EXERCISE: Give the number of lines in the data that contain "Rätsel", and nothing more.

EXTRACTED ENTRIES:

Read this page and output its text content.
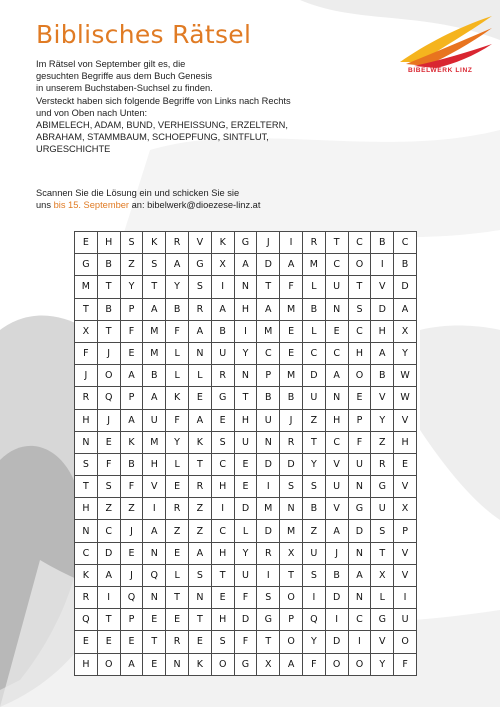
Biblisches Rätsel
BIBELWERK LINZ

Im Rätsel von September gilt es, die

gesuchten Begriffe aus dem Buch Genesis

in unserem Buchstaben-Suchsel zu finden.

Versteckt haben sich folgende Begriffe von Links nach Rechts

und von Oben nach Unten:

ABIMELECH, ADAM, BUND, VERHEISSUNG, ERZELTERN,

ABRAHAM, STAMMBAUM, SCHOEPFUNG, SINTFLUT,

URGESCHICHTE

Scannen Sie die Lösung ein und schicken Sie sie

uns bis 15. September an: bibelwerk@dioezese-linz.at

E	H	S	K	R	V	K	G	J	I	R	T	C	B	C
G	B	Z	S	A	G	X	A	D	A	M	C	O	I	B
M	T	Y	T	Y	S	I	N	T	F	L	U	T	V	D
T	B	P	A	B	R	A	H	A	M	B	N	S	D	A
X	T	F	M	F	A	B	I	M	E	L	E	C	H	X
F	J	E	M	L	N	U	Y	C	E	C	C	H	A	Y
J	O	A	B	L	L	R	N	P	M	D	A	O	B	W
R	Q	P	A	K	E	G	T	B	B	U	N	E	V	W
H	J	A	U	F	A	E	H	U	J	Z	H	P	Y	V
N	E	K	M	Y	K	S	U	N	R	T	C	F	Z	H
S	F	B	H	L	T	C	E	D	D	Y	V	U	R	E
T	S	F	V	E	R	H	E	I	S	S	U	N	G	V
H	Z	Z	I	R	Z	I	D	M	N	B	V	G	U	X
N	C	J	A	Z	Z	C	L	D	M	Z	A	D	S	P
C	D	E	N	E	A	H	Y	R	X	U	J	N	T	V
K	A	J	Q	L	S	T	U	I	T	S	B	A	X	V
R	I	Q	N	T	N	E	F	S	O	I	D	N	L	I
Q	T	P	E	E	T	H	D	G	P	Q	I	C	G	U
E	E	E	T	R	E	S	F	T	O	Y	D	I	V	O
H	O	A	E	N	K	O	G	X	A	F	O	O	Y	F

SOLUTION TO THE PROBLEM: 2